═══ MATERIAL SHOWN ═══

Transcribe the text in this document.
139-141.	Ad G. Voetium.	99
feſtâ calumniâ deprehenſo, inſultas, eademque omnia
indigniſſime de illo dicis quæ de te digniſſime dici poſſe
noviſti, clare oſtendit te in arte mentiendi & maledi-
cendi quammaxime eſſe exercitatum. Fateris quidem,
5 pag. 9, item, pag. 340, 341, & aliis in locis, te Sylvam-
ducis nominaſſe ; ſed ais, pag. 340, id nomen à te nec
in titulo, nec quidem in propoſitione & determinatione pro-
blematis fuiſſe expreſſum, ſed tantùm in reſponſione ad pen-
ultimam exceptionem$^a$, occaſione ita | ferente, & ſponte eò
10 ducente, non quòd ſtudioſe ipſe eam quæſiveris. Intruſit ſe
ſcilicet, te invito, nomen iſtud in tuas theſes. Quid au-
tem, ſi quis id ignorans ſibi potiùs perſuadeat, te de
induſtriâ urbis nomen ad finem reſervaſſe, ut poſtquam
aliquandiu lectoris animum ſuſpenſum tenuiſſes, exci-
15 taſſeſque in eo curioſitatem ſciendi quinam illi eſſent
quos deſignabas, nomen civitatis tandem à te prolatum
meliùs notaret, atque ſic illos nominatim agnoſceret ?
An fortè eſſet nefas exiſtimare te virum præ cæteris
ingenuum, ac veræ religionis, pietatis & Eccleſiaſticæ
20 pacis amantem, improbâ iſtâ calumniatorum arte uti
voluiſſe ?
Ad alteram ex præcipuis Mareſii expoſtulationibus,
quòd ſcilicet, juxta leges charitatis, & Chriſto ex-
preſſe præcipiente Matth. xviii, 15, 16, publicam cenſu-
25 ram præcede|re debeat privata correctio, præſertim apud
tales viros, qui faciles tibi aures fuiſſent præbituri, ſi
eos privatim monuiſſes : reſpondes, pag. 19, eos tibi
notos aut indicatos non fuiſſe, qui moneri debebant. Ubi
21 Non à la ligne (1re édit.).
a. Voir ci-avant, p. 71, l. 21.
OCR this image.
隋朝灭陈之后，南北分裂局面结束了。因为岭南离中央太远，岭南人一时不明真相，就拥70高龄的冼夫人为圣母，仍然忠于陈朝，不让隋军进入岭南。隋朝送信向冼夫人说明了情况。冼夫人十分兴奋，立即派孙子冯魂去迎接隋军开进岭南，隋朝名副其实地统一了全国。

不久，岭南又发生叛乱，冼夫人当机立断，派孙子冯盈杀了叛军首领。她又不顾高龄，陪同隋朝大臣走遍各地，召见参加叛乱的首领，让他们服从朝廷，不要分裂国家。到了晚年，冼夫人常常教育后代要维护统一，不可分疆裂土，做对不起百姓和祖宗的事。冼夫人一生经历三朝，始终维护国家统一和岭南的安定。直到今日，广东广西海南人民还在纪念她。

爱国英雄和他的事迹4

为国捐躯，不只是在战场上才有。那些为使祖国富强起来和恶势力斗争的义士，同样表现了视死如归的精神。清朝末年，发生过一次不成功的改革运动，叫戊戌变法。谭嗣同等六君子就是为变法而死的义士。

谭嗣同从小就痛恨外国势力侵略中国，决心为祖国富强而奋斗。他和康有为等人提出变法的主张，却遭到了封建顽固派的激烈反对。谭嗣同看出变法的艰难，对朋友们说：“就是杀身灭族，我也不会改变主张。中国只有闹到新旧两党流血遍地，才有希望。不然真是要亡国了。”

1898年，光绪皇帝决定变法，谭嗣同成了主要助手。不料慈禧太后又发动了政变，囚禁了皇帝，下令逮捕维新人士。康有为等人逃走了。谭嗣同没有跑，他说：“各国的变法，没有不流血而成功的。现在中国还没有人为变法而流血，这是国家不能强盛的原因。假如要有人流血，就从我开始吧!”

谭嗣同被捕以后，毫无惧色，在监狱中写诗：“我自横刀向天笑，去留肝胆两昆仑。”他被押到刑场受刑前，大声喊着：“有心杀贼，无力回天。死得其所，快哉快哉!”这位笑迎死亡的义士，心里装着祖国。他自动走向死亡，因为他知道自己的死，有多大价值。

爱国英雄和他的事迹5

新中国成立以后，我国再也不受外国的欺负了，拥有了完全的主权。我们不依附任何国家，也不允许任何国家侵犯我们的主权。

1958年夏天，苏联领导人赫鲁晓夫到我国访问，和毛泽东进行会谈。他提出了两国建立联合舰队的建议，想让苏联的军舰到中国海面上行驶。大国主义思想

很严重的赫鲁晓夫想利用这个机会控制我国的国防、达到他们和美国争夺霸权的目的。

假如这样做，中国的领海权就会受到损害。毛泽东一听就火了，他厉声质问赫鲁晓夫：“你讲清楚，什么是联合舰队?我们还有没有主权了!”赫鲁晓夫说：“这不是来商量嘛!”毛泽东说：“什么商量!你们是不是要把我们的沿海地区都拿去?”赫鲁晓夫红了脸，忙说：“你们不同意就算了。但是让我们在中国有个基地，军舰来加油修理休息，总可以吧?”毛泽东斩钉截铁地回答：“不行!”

═══

STATED EXERCISE — Type out the full listing again, exactly as given.

SOLUTION FOR THIS EXERCISE —
Transcribe the text in this document.
139-141.	Ad G. Voetium.	99
feſtâ calumniâ deprehenſo, inſultas, eademque omnia
indigniſſime de illo dicis quæ de te digniſſime dici poſſe
noviſti, clare oſtendit te in arte mentiendi & maledi-
cendi quammaxime eſſe exercitatum. Fateris quidem,
5 pag. 9, item, pag. 340, 341, & aliis in locis, te Sylvam-
ducis nominaſſe ; ſed ais, pag. 340, id nomen à te nec
in titulo, nec quidem in propoſitione & determinatione pro-
blematis fuiſſe expreſſum, ſed tantùm in reſponſione ad pen-
ultimam exceptionem$^a$, occaſione ita | ferente, & ſponte eò
10 ducente, non quòd ſtudioſe ipſe eam quæſiveris. Intruſit ſe
ſcilicet, te invito, nomen iſtud in tuas theſes. Quid au-
tem, ſi quis id ignorans ſibi potiùs perſuadeat, te de
induſtriâ urbis nomen ad finem reſervaſſe, ut poſtquam
aliquandiu lectoris animum ſuſpenſum tenuiſſes, exci-
15 taſſeſque in eo curioſitatem ſciendi quinam illi eſſent
quos deſignabas, nomen civitatis tandem à te prolatum
meliùs notaret, atque ſic illos nominatim agnoſceret ?
An fortè eſſet nefas exiſtimare te virum præ cæteris
ingenuum, ac veræ religionis, pietatis & Eccleſiaſticæ
20 pacis amantem, improbâ iſtâ calumniatorum arte uti
voluiſſe ?
Ad alteram ex præcipuis Mareſii expoſtulationibus,
quòd ſcilicet, juxta leges charitatis, & Chriſto ex-
preſſe præcipiente Matth. xviii, 15, 16, publicam cenſu-
25 ram præcede|re debeat privata correctio, præſertim apud
tales viros, qui faciles tibi aures fuiſſent præbituri, ſi
eos privatim monuiſſes : reſpondes, pag. 19, eos tibi
notos aut indicatos non fuiſſe, qui moneri debebant. Ubi
21 Non à la ligne (1re édit.).
a. Voir ci-avant, p. 71, l. 21.
OCR this image.
隋朝灭陈之后，南北分裂局面结束了。因为岭南离中央太远，岭南人一时不明真相，就拥70高龄的冼夫人为圣母，仍然忠于陈朝，不让隋军进入岭南。隋朝送信向冼夫人说明了情况。冼夫人十分兴奋，立即派孙子冯魂去迎接隋军开进岭南，隋朝名副其实地统一了全国。

不久，岭南又发生叛乱，冼夫人当机立断，派孙子冯盈杀了叛军首领。她又不顾高龄，陪同隋朝大臣走遍各地，召见参加叛乱的首领，让他们服从朝廷，不要分裂国家。到了晚年，冼夫人常常教育后代要维护统一，不可分疆裂土，做对不起百姓和祖宗的事。冼夫人一生经历三朝，始终维护国家统一和岭南的安定。直到今日，广东广西海南人民还在纪念她。

爱国英雄和他的事迹4

为国捐躯，不只是在战场上才有。那些为使祖国富强起来和恶势力斗争的义士，同样表现了视死如归的精神。清朝末年，发生过一次不成功的改革运动，叫戊戌变法。谭嗣同等六君子就是为变法而死的义士。

谭嗣同从小就痛恨外国势力侵略中国，决心为祖国富强而奋斗。他和康有为等人提出变法的主张，却遭到了封建顽固派的激烈反对。谭嗣同看出变法的艰难，对朋友们说：“就是杀身灭族，我也不会改变主张。中国只有闹到新旧两党流血遍地，才有希望。不然真是要亡国了。”

1898年，光绪皇帝决定变法，谭嗣同成了主要助手。不料慈禧太后又发动了政变，囚禁了皇帝，下令逮捕维新人士。康有为等人逃走了。谭嗣同没有跑，他说：“各国的变法，没有不流血而成功的。现在中国还没有人为变法而流血，这是国家不能强盛的原因。假如要有人流血，就从我开始吧!”

谭嗣同被捕以后，毫无惧色，在监狱中写诗：“我自横刀向天笑，去留肝胆两昆仑。”他被押到刑场受刑前，大声喊着：“有心杀贼，无力回天。死得其所，快哉快哉!”这位笑迎死亡的义士，心里装着祖国。他自动走向死亡，因为他知道自己的死，有多大价值。

爱国英雄和他的事迹5

新中国成立以后，我国再也不受外国的欺负了，拥有了完全的主权。我们不依附任何国家，也不允许任何国家侵犯我们的主权。

1958年夏天，苏联领导人赫鲁晓夫到我国访问，和毛泽东进行会谈。他提出了两国建立联合舰队的建议，想让苏联的军舰到中国海面上行驶。大国主义思想

很严重的赫鲁晓夫想利用这个机会控制我国的国防、达到他们和美国争夺霸权的目的。

假如这样做，中国的领海权就会受到损害。毛泽东一听就火了，他厉声质问赫鲁晓夫：“你讲清楚，什么是联合舰队?我们还有没有主权了!”赫鲁晓夫说：“这不是来商量嘛!”毛泽东说：“什么商量!你们是不是要把我们的沿海地区都拿去?”赫鲁晓夫红了脸，忙说：“你们不同意就算了。但是让我们在中国有个基地，军舰来加油修理休息，总可以吧?”毛泽东斩钉截铁地回答：“不行!”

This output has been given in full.